* Directions
Exactly repeat the material, dropping only the pictures.

* Materials provided
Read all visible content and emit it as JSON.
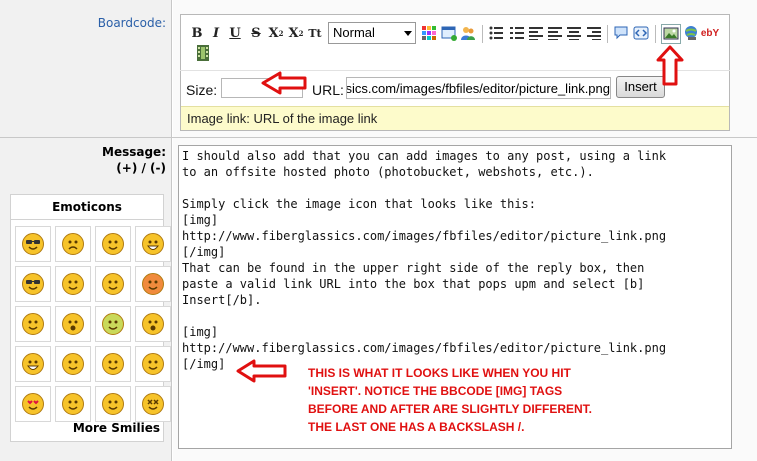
{
  "labels": {
    "boardcode": "Boardcode:",
    "message": "Message:",
    "message_sub": "(+) / (-)"
  },
  "toolbar": {
    "bold": "B",
    "italic": "I",
    "underline": "U",
    "strike": "S",
    "subscript": "X",
    "subscript_mark": "2",
    "superscript": "X",
    "superscript_mark": "2",
    "teletype": "Tt",
    "format_value": "Normal",
    "ebay_text": "ebY"
  },
  "insert": {
    "size_label": "Size:",
    "url_label": "URL:",
    "url_value": "http://www.fiberglassics.com/images/fbfiles/editor/picture_link.png",
    "button": "Insert",
    "hint": "Image link: URL of the image link"
  },
  "emoticons": {
    "title": "Emoticons",
    "more": "More Smilies",
    "faces": [
      {
        "name": "cool",
        "color": "#f6c32a"
      },
      {
        "name": "sad",
        "color": "#f6c32a"
      },
      {
        "name": "smile",
        "color": "#f6c32a"
      },
      {
        "name": "grin",
        "color": "#f6c32a"
      },
      {
        "name": "nerd",
        "color": "#f6c32a"
      },
      {
        "name": "wink",
        "color": "#f6c32a"
      },
      {
        "name": "tongue",
        "color": "#f6c32a"
      },
      {
        "name": "angry",
        "color": "#f08a3c"
      },
      {
        "name": "question",
        "color": "#f6c32a"
      },
      {
        "name": "shocked",
        "color": "#f6c32a"
      },
      {
        "name": "sick",
        "color": "#c9d95a"
      },
      {
        "name": "surprised",
        "color": "#f6c32a"
      },
      {
        "name": "laugh",
        "color": "#f6c32a"
      },
      {
        "name": "smirk",
        "color": "#f6c32a"
      },
      {
        "name": "happy",
        "color": "#f6c32a"
      },
      {
        "name": "blush",
        "color": "#f6c32a"
      },
      {
        "name": "love",
        "color": "#f6c32a"
      },
      {
        "name": "silly",
        "color": "#f6c32a"
      },
      {
        "name": "grimace",
        "color": "#f6c32a"
      },
      {
        "name": "dead",
        "color": "#f6c32a"
      }
    ]
  },
  "message_lines": [
    "I should also add that you can add images to any post, using a link",
    "to an offsite hosted photo (photobucket, webshots, etc.).",
    "",
    "Simply click the image icon that looks like this:",
    "[img]",
    "http://www.fiberglassics.com/images/fbfiles/editor/picture_link.png",
    "[/img]",
    "That can be found in the upper right side of the reply box, then",
    "paste a valid link URL into the box that pops upm and select [b]",
    "Insert[/b].",
    "",
    "[img]",
    "http://www.fiberglassics.com/images/fbfiles/editor/picture_link.png",
    "[/img]"
  ],
  "annotation_lines": [
    "THIS IS WHAT IT LOOKS LIKE WHEN YOU HIT",
    "'INSERT'.  NOTICE THE BBCODE [IMG] TAGS",
    "BEFORE AND AFTER ARE SLIGHTLY DIFFERENT.",
    "THE LAST ONE HAS A BACKSLASH /."
  ],
  "colors": {
    "annotation_red": "#e01010",
    "label_blue": "#2a5fa8",
    "hint_bg": "#fdfbcb"
  }
}
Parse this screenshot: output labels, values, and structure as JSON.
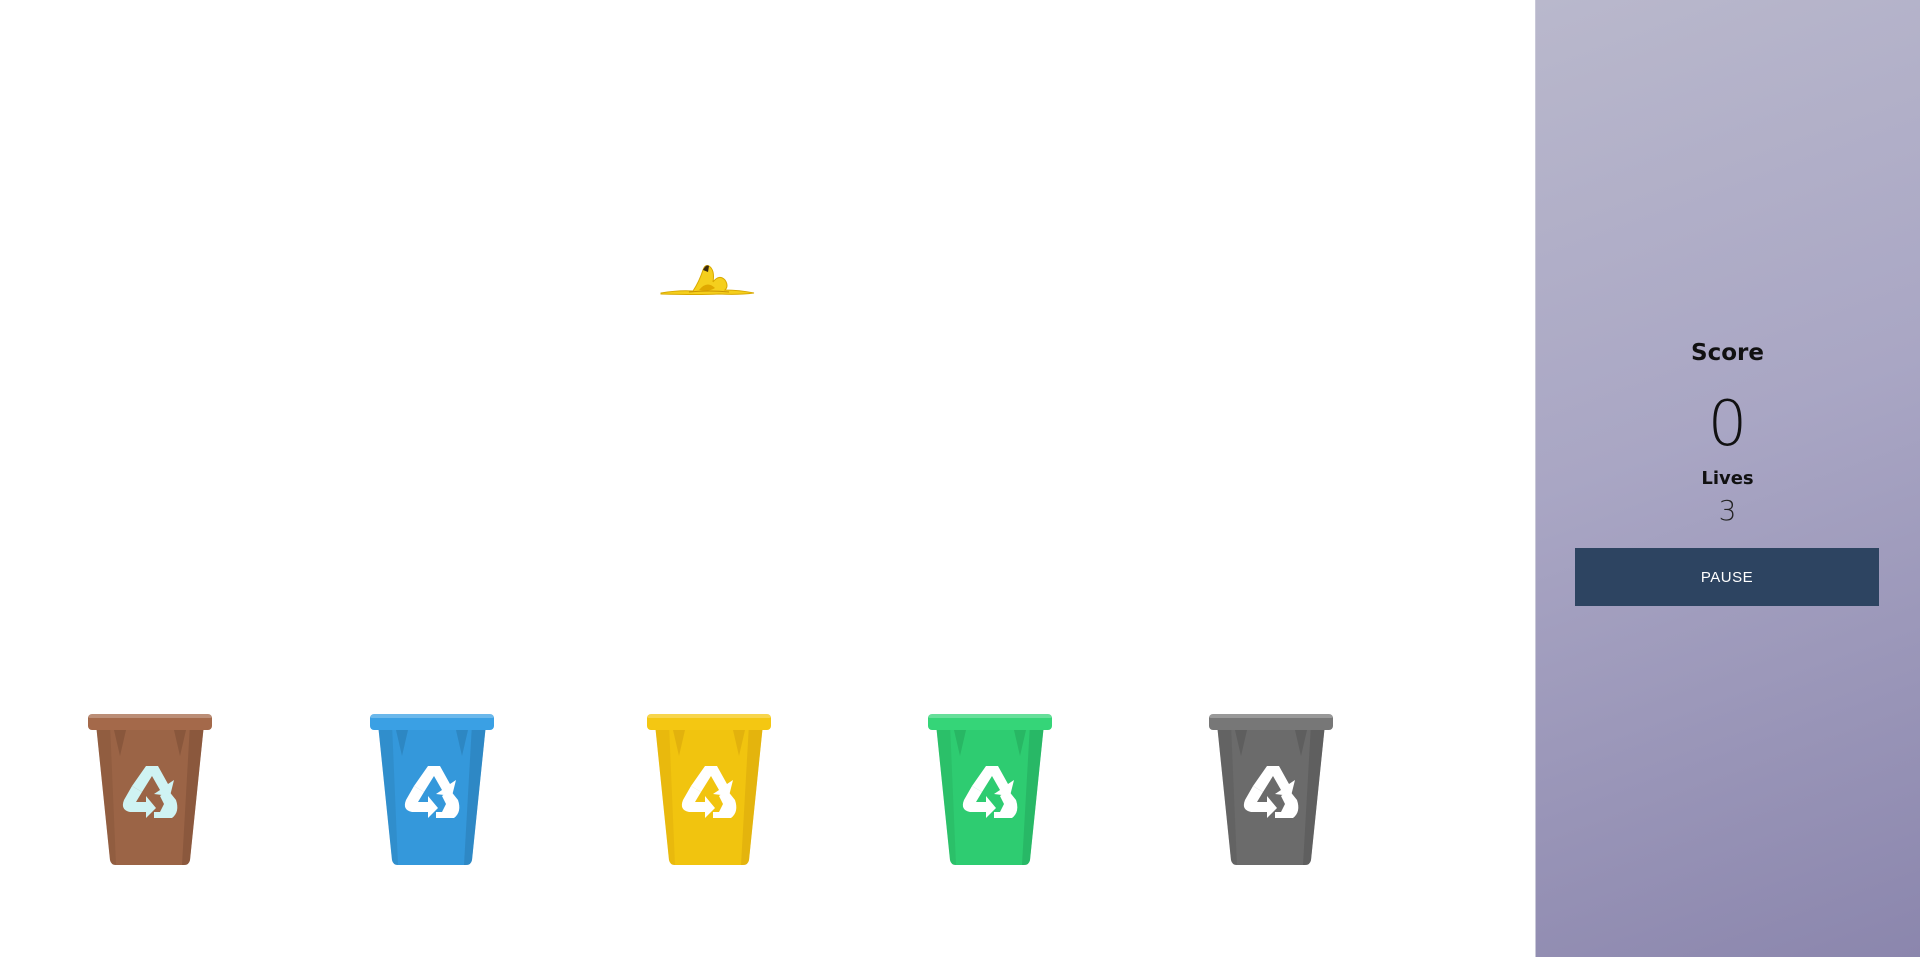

* Task solution
Read all visible content and emit it as JSON.
{
  "labels": {
    "boardcode": "Boardcode:",
    "message": "Message:",
    "message_sub": "(+) / (-)"
  },
  "toolbar": {
    "bold": "B",
    "italic": "I",
    "underline": "U",
    "strike": "S",
    "subscript": "X",
    "subscript_mark": "2",
    "superscript": "X",
    "superscript_mark": "2",
    "teletype": "Tt",
    "format_value": "Normal",
    "ebay_text": "ebY"
  },
  "insert": {
    "size_label": "Size:",
    "url_label": "URL:",
    "url_value": "http://www.fiberglassics.com/images/fbfiles/editor/picture_link.png",
    "button": "Insert",
    "hint": "Image link: URL of the image link"
  },
  "emoticons": {
    "title": "Emoticons",
    "more": "More Smilies",
    "faces": [
      {
        "name": "cool",
        "color": "#f6c32a"
      },
      {
        "name": "sad",
        "color": "#f6c32a"
      },
      {
        "name": "smile",
        "color": "#f6c32a"
      },
      {
        "name": "grin",
        "color": "#f6c32a"
      },
      {
        "name": "nerd",
        "color": "#f6c32a"
      },
      {
        "name": "wink",
        "color": "#f6c32a"
      },
      {
        "name": "tongue",
        "color": "#f6c32a"
      },
      {
        "name": "angry",
        "color": "#f08a3c"
      },
      {
        "name": "question",
        "color": "#f6c32a"
      },
      {
        "name": "shocked",
        "color": "#f6c32a"
      },
      {
        "name": "sick",
        "color": "#c9d95a"
      },
      {
        "name": "surprised",
        "color": "#f6c32a"
      },
      {
        "name": "laugh",
        "color": "#f6c32a"
      },
      {
        "name": "smirk",
        "color": "#f6c32a"
      },
      {
        "name": "happy",
        "color": "#f6c32a"
      },
      {
        "name": "blush",
        "color": "#f6c32a"
      },
      {
        "name": "love",
        "color": "#f6c32a"
      },
      {
        "name": "silly",
        "color": "#f6c32a"
      },
      {
        "name": "grimace",
        "color": "#f6c32a"
      },
      {
        "name": "dead",
        "color": "#f6c32a"
      }
    ]
  },
  "message_lines": [
    "I should also add that you can add images to any post, using a link",
    "to an offsite hosted photo (photobucket, webshots, etc.).",
    "",
    "Simply click the image icon that looks like this:",
    "[img]",
    "http://www.fiberglassics.com/images/fbfiles/editor/picture_link.png",
    "[/img]",
    "That can be found in the upper right side of the reply box, then",
    "paste a valid link URL into the box that pops upm and select [b]",
    "Insert[/b].",
    "",
    "[img]",
    "http://www.fiberglassics.com/images/fbfiles/editor/picture_link.png",
    "[/img]"
  ],
  "annotation_lines": [
    "THIS IS WHAT IT LOOKS LIKE WHEN YOU HIT",
    "'INSERT'.  NOTICE THE BBCODE [IMG] TAGS",
    "BEFORE AND AFTER ARE SLIGHTLY DIFFERENT.",
    "THE LAST ONE HAS A BACKSLASH /."
  ],
  "colors": {
    "annotation_red": "#e01010",
    "label_blue": "#2a5fa8",
    "hint_bg": "#fdfbcb"
  }
}
Parse this screenshot: output labels, values, and structure as JSON.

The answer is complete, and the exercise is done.